▶ **TASK INSTRUCTIONS**:
Give back the records below exactly, every one, with no pictures.

Records that describe figures
☆ ☆ ☆ ☆

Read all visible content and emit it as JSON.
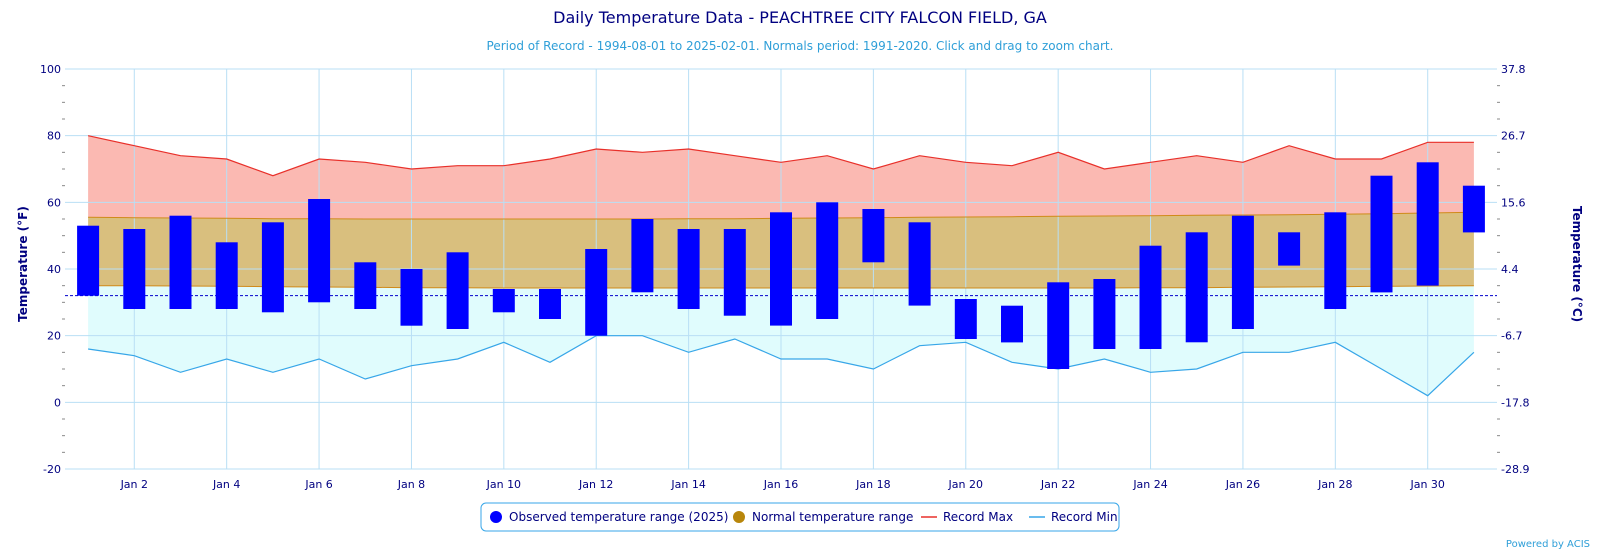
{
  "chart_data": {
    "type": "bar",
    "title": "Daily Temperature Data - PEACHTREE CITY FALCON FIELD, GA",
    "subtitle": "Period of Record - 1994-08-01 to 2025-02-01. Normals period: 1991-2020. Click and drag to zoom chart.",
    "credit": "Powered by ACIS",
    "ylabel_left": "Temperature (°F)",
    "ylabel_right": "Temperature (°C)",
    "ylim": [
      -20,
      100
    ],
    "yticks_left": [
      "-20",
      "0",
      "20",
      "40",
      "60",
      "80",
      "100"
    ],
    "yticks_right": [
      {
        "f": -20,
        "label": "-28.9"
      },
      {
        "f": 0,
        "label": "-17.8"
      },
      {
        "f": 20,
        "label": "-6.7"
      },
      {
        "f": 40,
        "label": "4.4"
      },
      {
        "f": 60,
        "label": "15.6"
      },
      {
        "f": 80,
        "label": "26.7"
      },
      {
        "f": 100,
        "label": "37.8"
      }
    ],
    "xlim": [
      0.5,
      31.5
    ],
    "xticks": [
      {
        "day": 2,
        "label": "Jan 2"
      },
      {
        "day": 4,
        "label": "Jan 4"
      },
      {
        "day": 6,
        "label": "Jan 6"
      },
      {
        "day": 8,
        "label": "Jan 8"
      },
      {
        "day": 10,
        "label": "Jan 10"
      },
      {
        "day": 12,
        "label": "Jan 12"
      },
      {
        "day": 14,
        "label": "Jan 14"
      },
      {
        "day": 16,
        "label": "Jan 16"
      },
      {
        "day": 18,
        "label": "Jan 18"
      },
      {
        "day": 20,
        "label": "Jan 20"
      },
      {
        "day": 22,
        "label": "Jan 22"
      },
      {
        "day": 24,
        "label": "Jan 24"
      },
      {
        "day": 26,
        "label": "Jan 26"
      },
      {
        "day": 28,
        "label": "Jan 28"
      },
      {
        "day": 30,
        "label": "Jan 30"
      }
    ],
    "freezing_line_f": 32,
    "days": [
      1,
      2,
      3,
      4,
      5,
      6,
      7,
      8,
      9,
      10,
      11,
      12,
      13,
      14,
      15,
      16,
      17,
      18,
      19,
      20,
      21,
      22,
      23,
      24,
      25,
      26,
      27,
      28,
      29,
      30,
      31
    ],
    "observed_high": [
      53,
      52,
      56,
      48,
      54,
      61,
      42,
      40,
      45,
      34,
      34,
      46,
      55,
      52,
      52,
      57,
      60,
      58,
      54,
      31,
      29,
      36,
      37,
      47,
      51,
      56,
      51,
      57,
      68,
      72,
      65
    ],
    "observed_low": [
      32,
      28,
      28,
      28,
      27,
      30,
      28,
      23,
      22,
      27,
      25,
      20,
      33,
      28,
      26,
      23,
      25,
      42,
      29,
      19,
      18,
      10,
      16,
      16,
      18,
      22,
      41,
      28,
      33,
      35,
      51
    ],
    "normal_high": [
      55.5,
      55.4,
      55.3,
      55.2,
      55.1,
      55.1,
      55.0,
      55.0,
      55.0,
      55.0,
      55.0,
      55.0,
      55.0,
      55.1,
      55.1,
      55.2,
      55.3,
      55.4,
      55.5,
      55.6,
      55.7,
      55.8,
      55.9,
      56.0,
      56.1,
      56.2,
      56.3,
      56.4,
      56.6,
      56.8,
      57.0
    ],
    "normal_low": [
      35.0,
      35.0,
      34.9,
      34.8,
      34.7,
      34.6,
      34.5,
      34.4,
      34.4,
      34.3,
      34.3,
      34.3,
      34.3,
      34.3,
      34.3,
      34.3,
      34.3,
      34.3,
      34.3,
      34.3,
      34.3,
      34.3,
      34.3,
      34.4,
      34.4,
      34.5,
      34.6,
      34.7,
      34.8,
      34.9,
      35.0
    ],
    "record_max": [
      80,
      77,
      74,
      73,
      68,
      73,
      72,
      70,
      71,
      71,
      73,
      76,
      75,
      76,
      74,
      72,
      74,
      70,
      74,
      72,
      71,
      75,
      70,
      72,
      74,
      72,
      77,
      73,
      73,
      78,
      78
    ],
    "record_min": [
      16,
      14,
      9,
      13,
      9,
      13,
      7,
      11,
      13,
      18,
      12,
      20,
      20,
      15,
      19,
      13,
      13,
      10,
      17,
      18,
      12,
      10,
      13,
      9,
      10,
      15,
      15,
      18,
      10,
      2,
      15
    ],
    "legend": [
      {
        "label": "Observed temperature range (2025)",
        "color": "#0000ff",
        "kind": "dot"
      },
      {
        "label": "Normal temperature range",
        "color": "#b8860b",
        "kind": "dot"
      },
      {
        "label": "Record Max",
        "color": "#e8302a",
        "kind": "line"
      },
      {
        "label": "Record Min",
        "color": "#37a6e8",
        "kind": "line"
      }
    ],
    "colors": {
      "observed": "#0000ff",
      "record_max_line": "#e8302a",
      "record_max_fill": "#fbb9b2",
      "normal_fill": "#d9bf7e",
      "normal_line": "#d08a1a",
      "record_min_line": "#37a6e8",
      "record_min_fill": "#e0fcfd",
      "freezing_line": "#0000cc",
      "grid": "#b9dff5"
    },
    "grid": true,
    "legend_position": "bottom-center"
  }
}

☆ ☆ ☆ ☆

▶ **EXERCISE SOLUTION**:
Read all visible content and emit it as JSON.
{
  "chart_data": {
    "type": "bar",
    "title": "Daily Temperature Data - PEACHTREE CITY FALCON FIELD, GA",
    "subtitle": "Period of Record - 1994-08-01 to 2025-02-01. Normals period: 1991-2020. Click and drag to zoom chart.",
    "credit": "Powered by ACIS",
    "ylabel_left": "Temperature (°F)",
    "ylabel_right": "Temperature (°C)",
    "ylim": [
      -20,
      100
    ],
    "yticks_left": [
      "-20",
      "0",
      "20",
      "40",
      "60",
      "80",
      "100"
    ],
    "yticks_right": [
      {
        "f": -20,
        "label": "-28.9"
      },
      {
        "f": 0,
        "label": "-17.8"
      },
      {
        "f": 20,
        "label": "-6.7"
      },
      {
        "f": 40,
        "label": "4.4"
      },
      {
        "f": 60,
        "label": "15.6"
      },
      {
        "f": 80,
        "label": "26.7"
      },
      {
        "f": 100,
        "label": "37.8"
      }
    ],
    "xlim": [
      0.5,
      31.5
    ],
    "xticks": [
      {
        "day": 2,
        "label": "Jan 2"
      },
      {
        "day": 4,
        "label": "Jan 4"
      },
      {
        "day": 6,
        "label": "Jan 6"
      },
      {
        "day": 8,
        "label": "Jan 8"
      },
      {
        "day": 10,
        "label": "Jan 10"
      },
      {
        "day": 12,
        "label": "Jan 12"
      },
      {
        "day": 14,
        "label": "Jan 14"
      },
      {
        "day": 16,
        "label": "Jan 16"
      },
      {
        "day": 18,
        "label": "Jan 18"
      },
      {
        "day": 20,
        "label": "Jan 20"
      },
      {
        "day": 22,
        "label": "Jan 22"
      },
      {
        "day": 24,
        "label": "Jan 24"
      },
      {
        "day": 26,
        "label": "Jan 26"
      },
      {
        "day": 28,
        "label": "Jan 28"
      },
      {
        "day": 30,
        "label": "Jan 30"
      }
    ],
    "freezing_line_f": 32,
    "days": [
      1,
      2,
      3,
      4,
      5,
      6,
      7,
      8,
      9,
      10,
      11,
      12,
      13,
      14,
      15,
      16,
      17,
      18,
      19,
      20,
      21,
      22,
      23,
      24,
      25,
      26,
      27,
      28,
      29,
      30,
      31
    ],
    "observed_high": [
      53,
      52,
      56,
      48,
      54,
      61,
      42,
      40,
      45,
      34,
      34,
      46,
      55,
      52,
      52,
      57,
      60,
      58,
      54,
      31,
      29,
      36,
      37,
      47,
      51,
      56,
      51,
      57,
      68,
      72,
      65
    ],
    "observed_low": [
      32,
      28,
      28,
      28,
      27,
      30,
      28,
      23,
      22,
      27,
      25,
      20,
      33,
      28,
      26,
      23,
      25,
      42,
      29,
      19,
      18,
      10,
      16,
      16,
      18,
      22,
      41,
      28,
      33,
      35,
      51
    ],
    "normal_high": [
      55.5,
      55.4,
      55.3,
      55.2,
      55.1,
      55.1,
      55.0,
      55.0,
      55.0,
      55.0,
      55.0,
      55.0,
      55.0,
      55.1,
      55.1,
      55.2,
      55.3,
      55.4,
      55.5,
      55.6,
      55.7,
      55.8,
      55.9,
      56.0,
      56.1,
      56.2,
      56.3,
      56.4,
      56.6,
      56.8,
      57.0
    ],
    "normal_low": [
      35.0,
      35.0,
      34.9,
      34.8,
      34.7,
      34.6,
      34.5,
      34.4,
      34.4,
      34.3,
      34.3,
      34.3,
      34.3,
      34.3,
      34.3,
      34.3,
      34.3,
      34.3,
      34.3,
      34.3,
      34.3,
      34.3,
      34.3,
      34.4,
      34.4,
      34.5,
      34.6,
      34.7,
      34.8,
      34.9,
      35.0
    ],
    "record_max": [
      80,
      77,
      74,
      73,
      68,
      73,
      72,
      70,
      71,
      71,
      73,
      76,
      75,
      76,
      74,
      72,
      74,
      70,
      74,
      72,
      71,
      75,
      70,
      72,
      74,
      72,
      77,
      73,
      73,
      78,
      78
    ],
    "record_min": [
      16,
      14,
      9,
      13,
      9,
      13,
      7,
      11,
      13,
      18,
      12,
      20,
      20,
      15,
      19,
      13,
      13,
      10,
      17,
      18,
      12,
      10,
      13,
      9,
      10,
      15,
      15,
      18,
      10,
      2,
      15
    ],
    "legend": [
      {
        "label": "Observed temperature range (2025)",
        "color": "#0000ff",
        "kind": "dot"
      },
      {
        "label": "Normal temperature range",
        "color": "#b8860b",
        "kind": "dot"
      },
      {
        "label": "Record Max",
        "color": "#e8302a",
        "kind": "line"
      },
      {
        "label": "Record Min",
        "color": "#37a6e8",
        "kind": "line"
      }
    ],
    "colors": {
      "observed": "#0000ff",
      "record_max_line": "#e8302a",
      "record_max_fill": "#fbb9b2",
      "normal_fill": "#d9bf7e",
      "normal_line": "#d08a1a",
      "record_min_line": "#37a6e8",
      "record_min_fill": "#e0fcfd",
      "freezing_line": "#0000cc",
      "grid": "#b9dff5"
    },
    "grid": true,
    "legend_position": "bottom-center"
  }
}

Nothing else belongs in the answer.